==== Data in this exercise ====

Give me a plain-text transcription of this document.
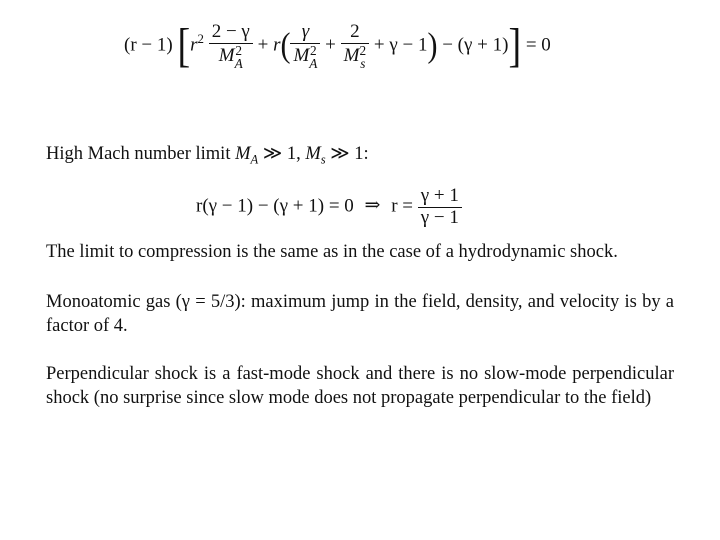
(r − 1) [$r^2$ 2 − γ
M 2
A + r( γ
M 2
A + 2
M 2
s + γ − 1) − (γ + 1)] = 0
High Mach number limit $M_A$ ≫ 1, $M_s$ ≫ 1:
r(γ − 1) − (γ + 1) = 0 ⇒ $r = \frac{\gamma + 1}{\gamma - 1}$
The limit to compression is the same as in the case of a hydrodynamic shock.
Monoatomic gas (γ = 5/3): maximum jump in the field, density, and velocity is by a factor of 4.
Perpendicular shock is a fast-mode shock and there is no slow-mode perpendicular shock (no surprise since slow mode does not propagate perpendicular to the field)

====

▶ What to work on: Word for word, quote the full listing, omitting every picture.

▶ Solution to this task:
Give me a plain-text transcription of this document.
(r − 1) [$r^2$ 2 − γ
M 2
A + r( γ
M 2
A + 2
M 2
s + γ − 1) − (γ + 1)] = 0
High Mach number limit $M_A$ ≫ 1, $M_s$ ≫ 1:
r(γ − 1) − (γ + 1) = 0 ⇒ $r = \frac{\gamma + 1}{\gamma - 1}$
The limit to compression is the same as in the case of a hydrodynamic shock.
Monoatomic gas (γ = 5/3): maximum jump in the field, density, and velocity is by a factor of 4.
Perpendicular shock is a fast-mode shock and there is no slow-mode perpendicular shock (no surprise since slow mode does not propagate perpendicular to the field)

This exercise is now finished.